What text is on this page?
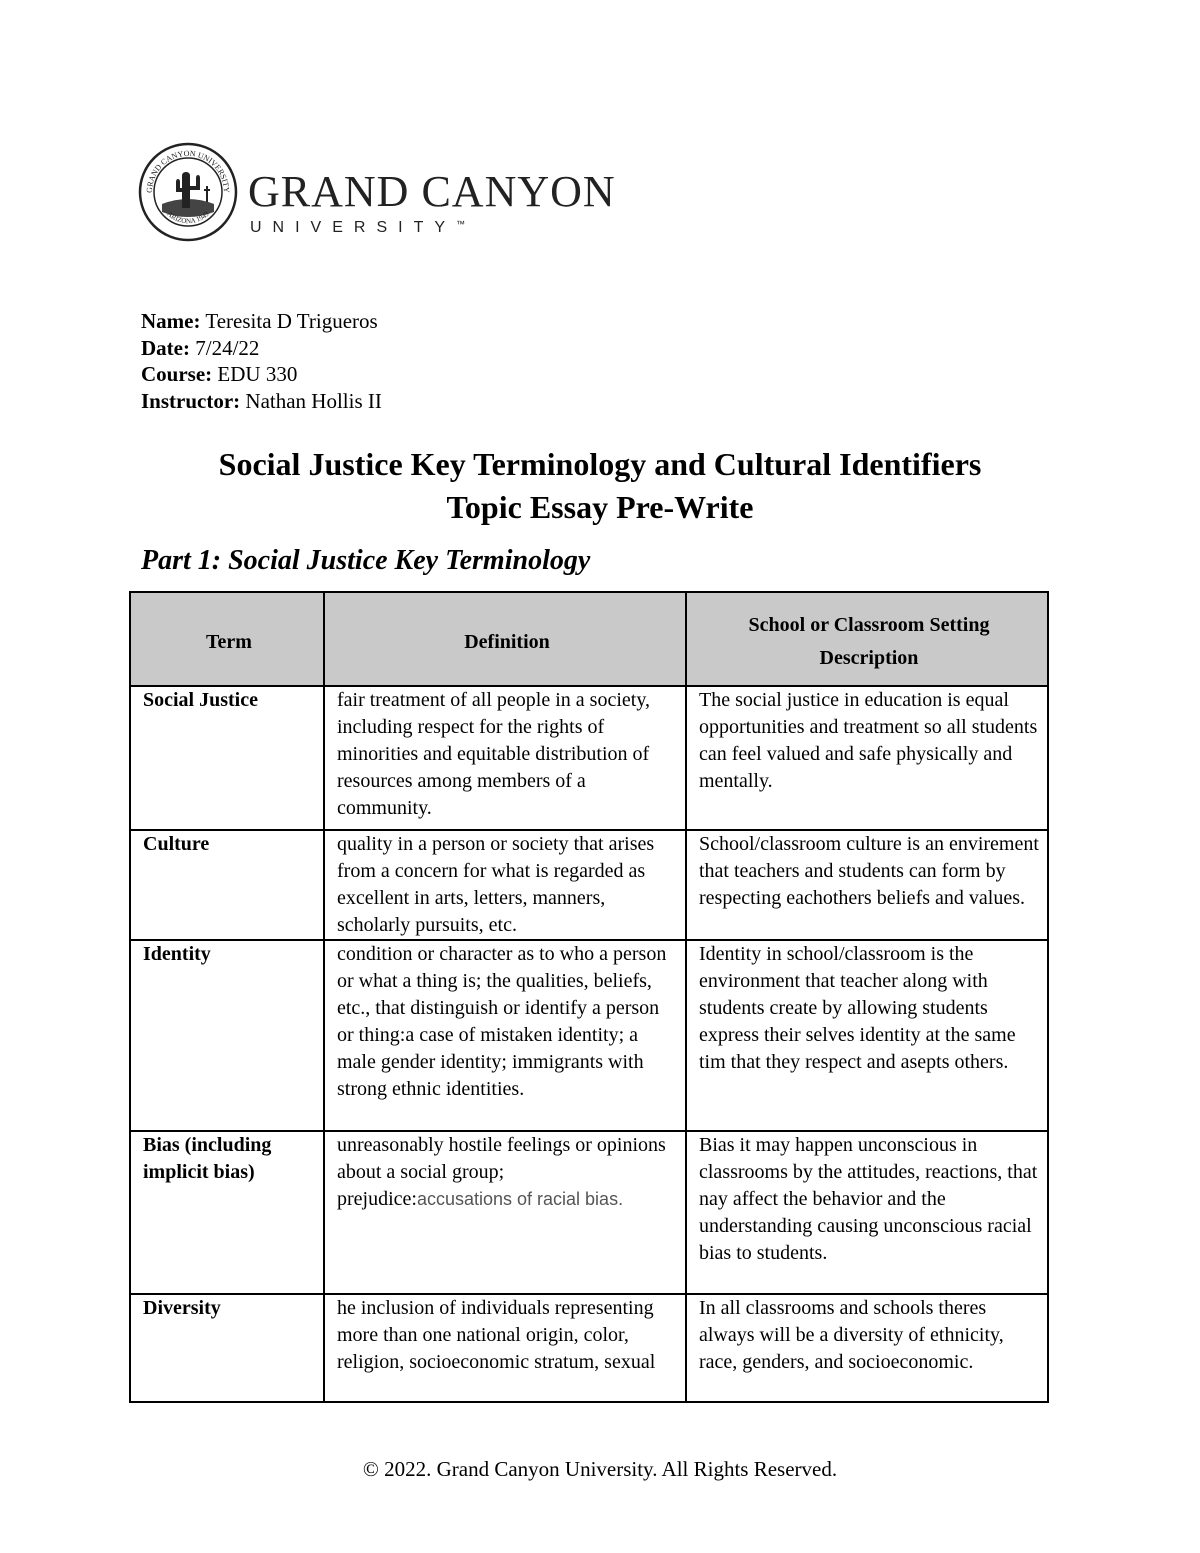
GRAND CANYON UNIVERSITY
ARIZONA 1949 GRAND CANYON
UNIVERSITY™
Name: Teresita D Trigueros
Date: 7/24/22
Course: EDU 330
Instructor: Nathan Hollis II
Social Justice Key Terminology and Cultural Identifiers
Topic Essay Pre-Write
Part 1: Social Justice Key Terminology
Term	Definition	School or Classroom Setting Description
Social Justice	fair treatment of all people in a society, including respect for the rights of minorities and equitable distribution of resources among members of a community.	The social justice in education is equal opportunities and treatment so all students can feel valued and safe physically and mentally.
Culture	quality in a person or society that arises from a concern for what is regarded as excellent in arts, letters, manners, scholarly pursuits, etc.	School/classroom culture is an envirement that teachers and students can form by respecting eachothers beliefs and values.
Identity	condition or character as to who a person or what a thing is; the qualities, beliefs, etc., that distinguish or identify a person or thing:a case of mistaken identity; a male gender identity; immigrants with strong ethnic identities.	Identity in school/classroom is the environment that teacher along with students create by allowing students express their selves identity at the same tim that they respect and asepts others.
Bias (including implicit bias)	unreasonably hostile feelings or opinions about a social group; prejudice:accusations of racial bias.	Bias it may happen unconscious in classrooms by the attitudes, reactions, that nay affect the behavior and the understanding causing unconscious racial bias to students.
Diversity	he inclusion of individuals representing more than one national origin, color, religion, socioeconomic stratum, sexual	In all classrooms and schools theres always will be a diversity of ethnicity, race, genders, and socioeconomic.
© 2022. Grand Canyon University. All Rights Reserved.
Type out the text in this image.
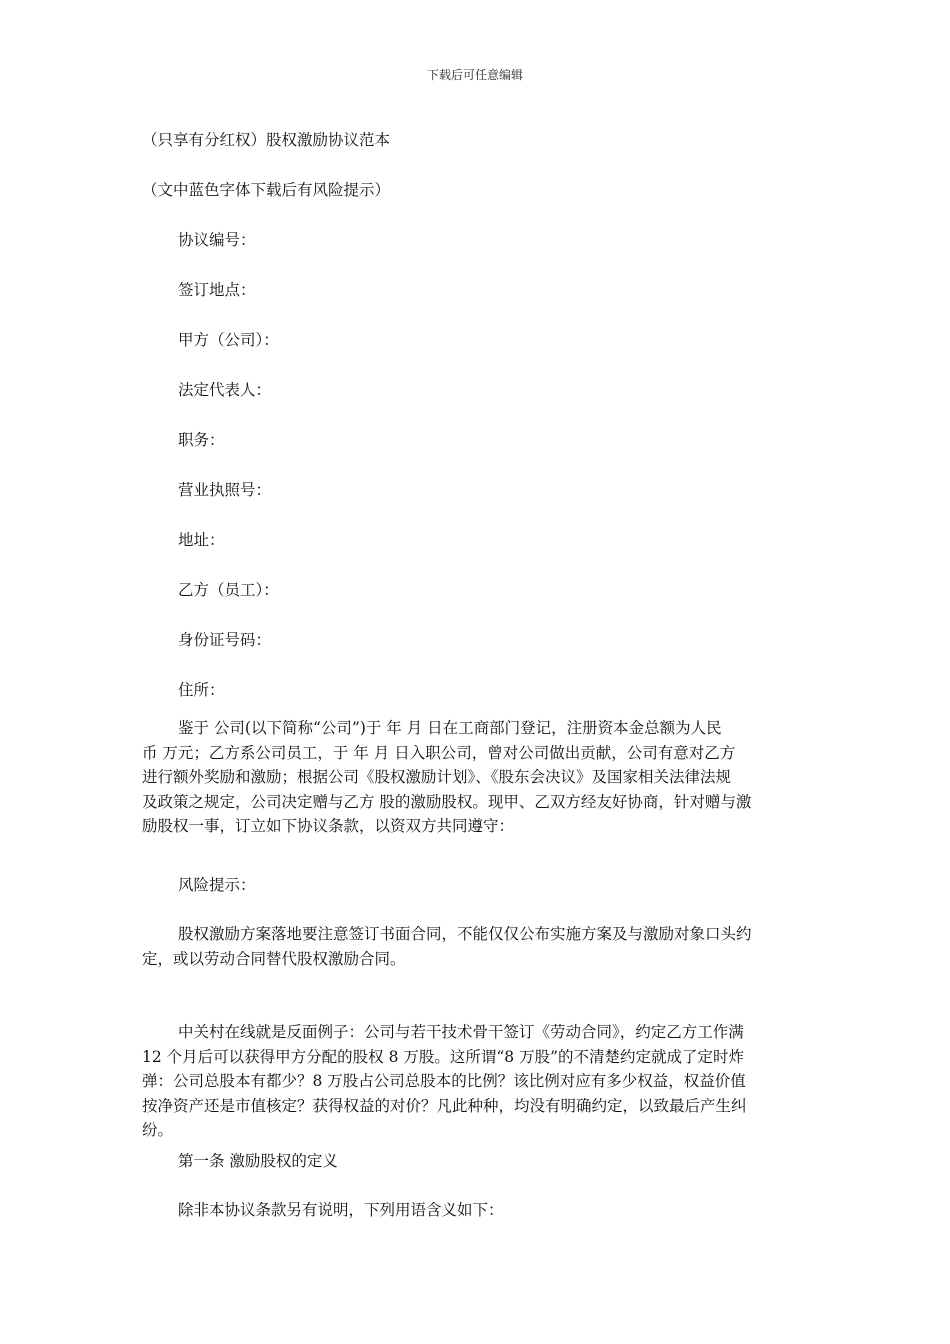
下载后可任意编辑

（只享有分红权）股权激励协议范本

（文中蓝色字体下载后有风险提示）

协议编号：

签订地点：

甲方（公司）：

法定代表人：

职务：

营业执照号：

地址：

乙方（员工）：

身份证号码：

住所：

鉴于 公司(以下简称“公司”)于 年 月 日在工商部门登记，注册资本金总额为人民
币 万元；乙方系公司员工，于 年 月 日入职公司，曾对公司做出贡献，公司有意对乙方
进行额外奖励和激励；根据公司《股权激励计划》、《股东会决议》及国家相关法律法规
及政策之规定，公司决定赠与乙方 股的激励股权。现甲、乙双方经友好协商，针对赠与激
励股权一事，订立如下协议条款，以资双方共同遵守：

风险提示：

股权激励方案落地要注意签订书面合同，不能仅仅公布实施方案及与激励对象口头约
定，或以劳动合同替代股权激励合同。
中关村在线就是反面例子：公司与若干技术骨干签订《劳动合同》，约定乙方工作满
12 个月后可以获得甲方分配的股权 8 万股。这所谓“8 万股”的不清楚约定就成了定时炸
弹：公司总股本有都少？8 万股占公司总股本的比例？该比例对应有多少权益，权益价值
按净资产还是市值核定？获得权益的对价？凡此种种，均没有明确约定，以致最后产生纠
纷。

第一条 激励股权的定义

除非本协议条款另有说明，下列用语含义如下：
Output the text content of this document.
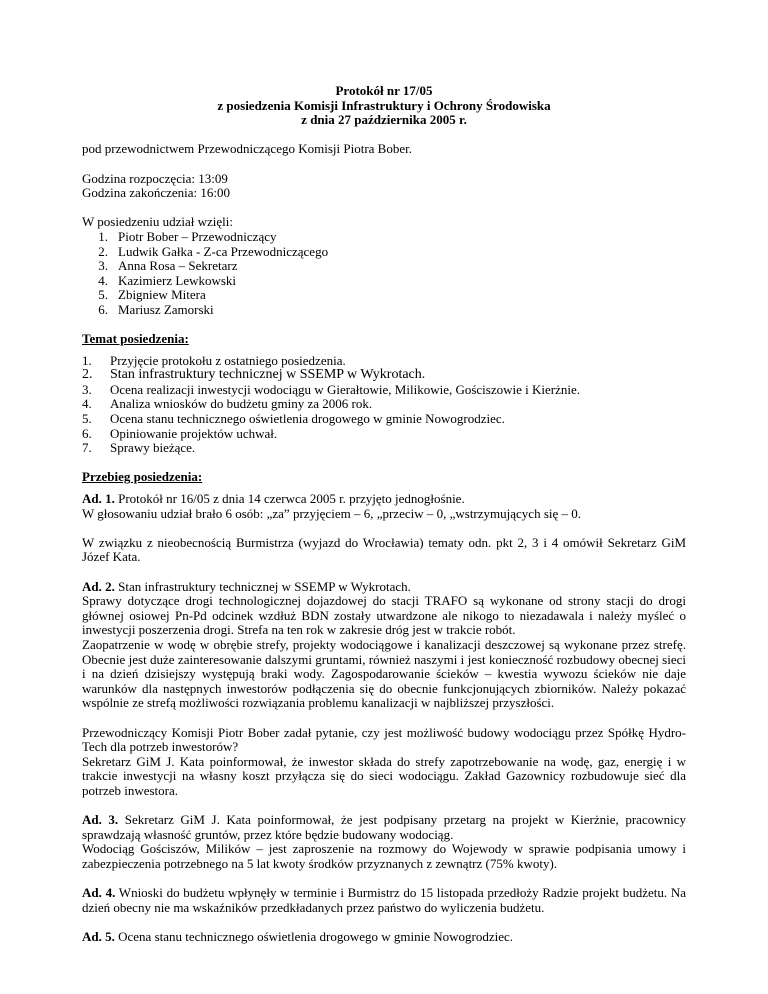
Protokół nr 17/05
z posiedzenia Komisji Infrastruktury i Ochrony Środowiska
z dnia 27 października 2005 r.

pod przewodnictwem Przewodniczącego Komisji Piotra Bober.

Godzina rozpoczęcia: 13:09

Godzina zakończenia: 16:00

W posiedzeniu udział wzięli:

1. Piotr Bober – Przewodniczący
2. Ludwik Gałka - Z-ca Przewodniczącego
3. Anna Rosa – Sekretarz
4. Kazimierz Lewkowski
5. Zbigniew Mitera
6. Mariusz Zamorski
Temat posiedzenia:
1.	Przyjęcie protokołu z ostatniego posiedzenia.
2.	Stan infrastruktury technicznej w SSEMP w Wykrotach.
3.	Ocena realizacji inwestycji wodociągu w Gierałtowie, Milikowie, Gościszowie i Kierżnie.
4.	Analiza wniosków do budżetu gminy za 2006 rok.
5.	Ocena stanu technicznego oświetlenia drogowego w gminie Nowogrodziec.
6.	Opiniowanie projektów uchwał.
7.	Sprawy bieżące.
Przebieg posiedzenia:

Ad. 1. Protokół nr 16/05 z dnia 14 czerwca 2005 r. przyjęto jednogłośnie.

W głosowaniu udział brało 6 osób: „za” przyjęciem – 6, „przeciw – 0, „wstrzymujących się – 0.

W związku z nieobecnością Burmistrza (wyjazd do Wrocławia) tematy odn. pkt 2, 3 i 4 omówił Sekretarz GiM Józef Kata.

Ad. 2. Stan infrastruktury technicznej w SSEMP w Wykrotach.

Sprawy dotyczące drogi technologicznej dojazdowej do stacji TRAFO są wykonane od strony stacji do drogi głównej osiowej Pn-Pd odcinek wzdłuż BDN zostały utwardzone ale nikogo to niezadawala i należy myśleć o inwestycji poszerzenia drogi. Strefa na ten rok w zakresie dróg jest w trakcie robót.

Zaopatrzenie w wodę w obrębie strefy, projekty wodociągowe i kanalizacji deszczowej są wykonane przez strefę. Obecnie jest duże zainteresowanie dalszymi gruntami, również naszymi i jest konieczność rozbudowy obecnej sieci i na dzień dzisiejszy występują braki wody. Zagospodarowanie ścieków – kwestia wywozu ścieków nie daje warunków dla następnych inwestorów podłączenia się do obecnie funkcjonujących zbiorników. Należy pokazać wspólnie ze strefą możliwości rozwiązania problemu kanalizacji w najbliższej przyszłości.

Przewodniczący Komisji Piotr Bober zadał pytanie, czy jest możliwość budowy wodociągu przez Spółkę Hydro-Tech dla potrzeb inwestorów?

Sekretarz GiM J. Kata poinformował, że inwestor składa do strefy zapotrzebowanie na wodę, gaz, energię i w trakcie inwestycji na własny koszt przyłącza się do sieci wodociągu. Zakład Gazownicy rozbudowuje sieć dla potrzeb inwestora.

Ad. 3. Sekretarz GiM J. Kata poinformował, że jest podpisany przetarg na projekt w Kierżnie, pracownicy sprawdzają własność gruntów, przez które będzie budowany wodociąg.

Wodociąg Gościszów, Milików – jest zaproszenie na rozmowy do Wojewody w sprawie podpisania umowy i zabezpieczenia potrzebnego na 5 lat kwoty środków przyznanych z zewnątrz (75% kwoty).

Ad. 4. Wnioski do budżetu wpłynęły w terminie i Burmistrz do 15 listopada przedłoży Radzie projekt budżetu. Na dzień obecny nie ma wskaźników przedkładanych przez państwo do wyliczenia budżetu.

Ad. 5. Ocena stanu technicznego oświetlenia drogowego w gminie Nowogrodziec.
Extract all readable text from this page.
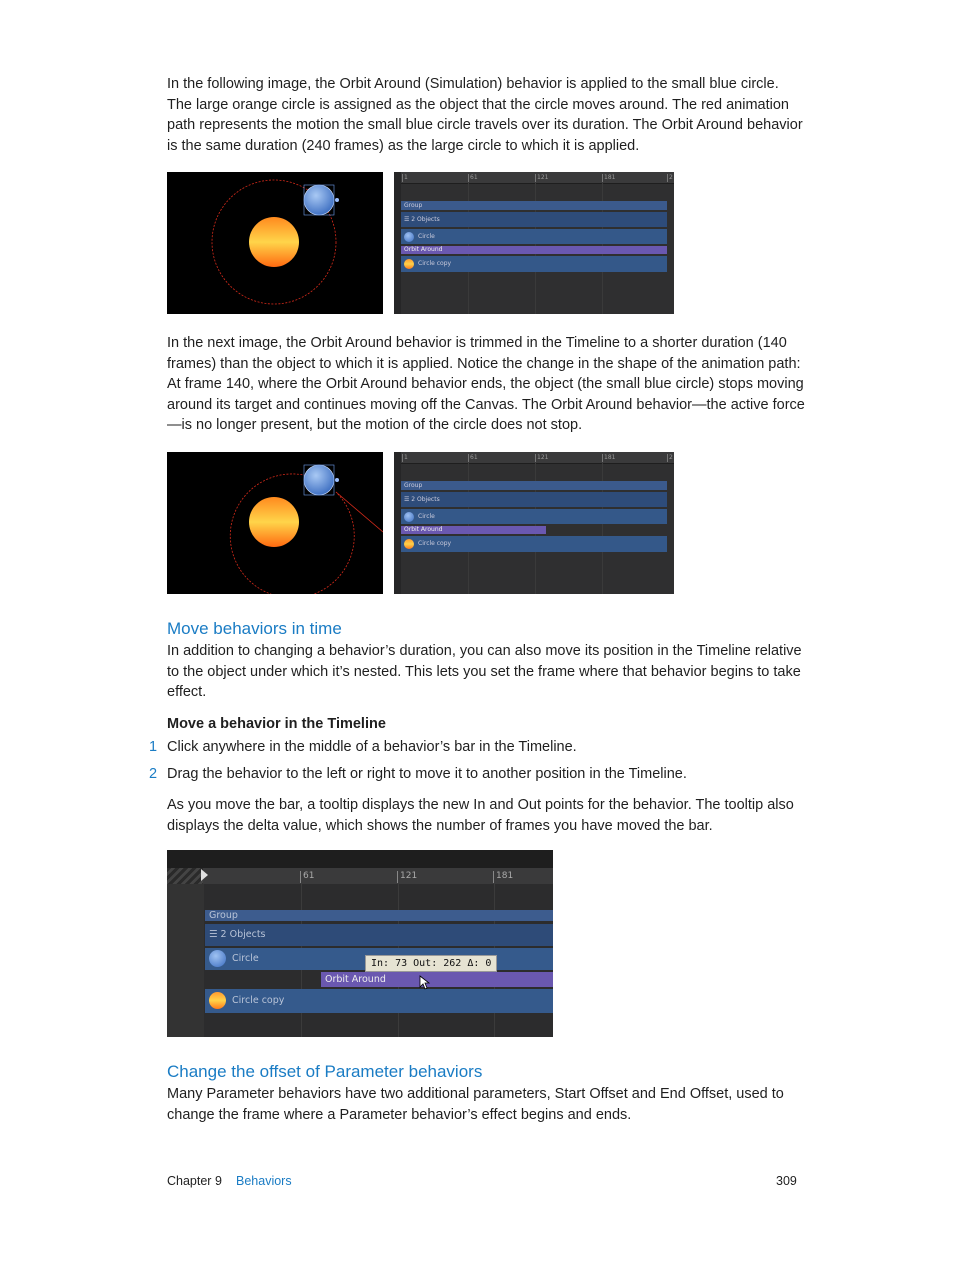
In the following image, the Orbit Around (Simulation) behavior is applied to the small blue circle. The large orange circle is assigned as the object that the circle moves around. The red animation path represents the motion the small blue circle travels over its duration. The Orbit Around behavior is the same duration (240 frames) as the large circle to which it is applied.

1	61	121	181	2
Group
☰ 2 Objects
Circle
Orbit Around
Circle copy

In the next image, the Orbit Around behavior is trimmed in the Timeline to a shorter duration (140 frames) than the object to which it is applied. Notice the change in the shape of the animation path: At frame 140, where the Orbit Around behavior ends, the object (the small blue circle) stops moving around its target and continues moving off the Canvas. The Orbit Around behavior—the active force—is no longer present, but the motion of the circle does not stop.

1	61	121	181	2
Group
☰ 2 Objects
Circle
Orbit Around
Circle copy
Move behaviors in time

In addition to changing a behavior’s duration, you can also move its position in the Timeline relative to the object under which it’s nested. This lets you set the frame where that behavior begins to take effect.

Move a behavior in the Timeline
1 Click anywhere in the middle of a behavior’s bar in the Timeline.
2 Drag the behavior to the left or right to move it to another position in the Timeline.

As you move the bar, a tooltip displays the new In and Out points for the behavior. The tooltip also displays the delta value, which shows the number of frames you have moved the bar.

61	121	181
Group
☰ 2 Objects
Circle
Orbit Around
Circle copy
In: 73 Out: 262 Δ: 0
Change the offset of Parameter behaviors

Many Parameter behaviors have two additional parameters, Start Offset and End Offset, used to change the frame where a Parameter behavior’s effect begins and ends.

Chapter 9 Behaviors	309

+++

**Problem to solve:** From the entries above, copy every line that holds the word "motion".

**Exercise solution:**
In the following image, the Orbit Around (Simulation) behavior is applied to the small blue circle. The large orange circle is assigned as the object that the circle moves around. The red animation path represents the motion the small blue circle travels over its duration. The Orbit Around behavior is the same duration (240 frames) as the large circle to which it is applied.
In the next image, the Orbit Around behavior is trimmed in the Timeline to a shorter duration (140 frames) than the object to which it is applied. Notice the change in the shape of the animation path: At frame 140, where the Orbit Around behavior ends, the object (the small blue circle) stops moving around its target and continues moving off the Canvas. The Orbit Around behavior—the active force—is no longer present, but the motion of the circle does not stop.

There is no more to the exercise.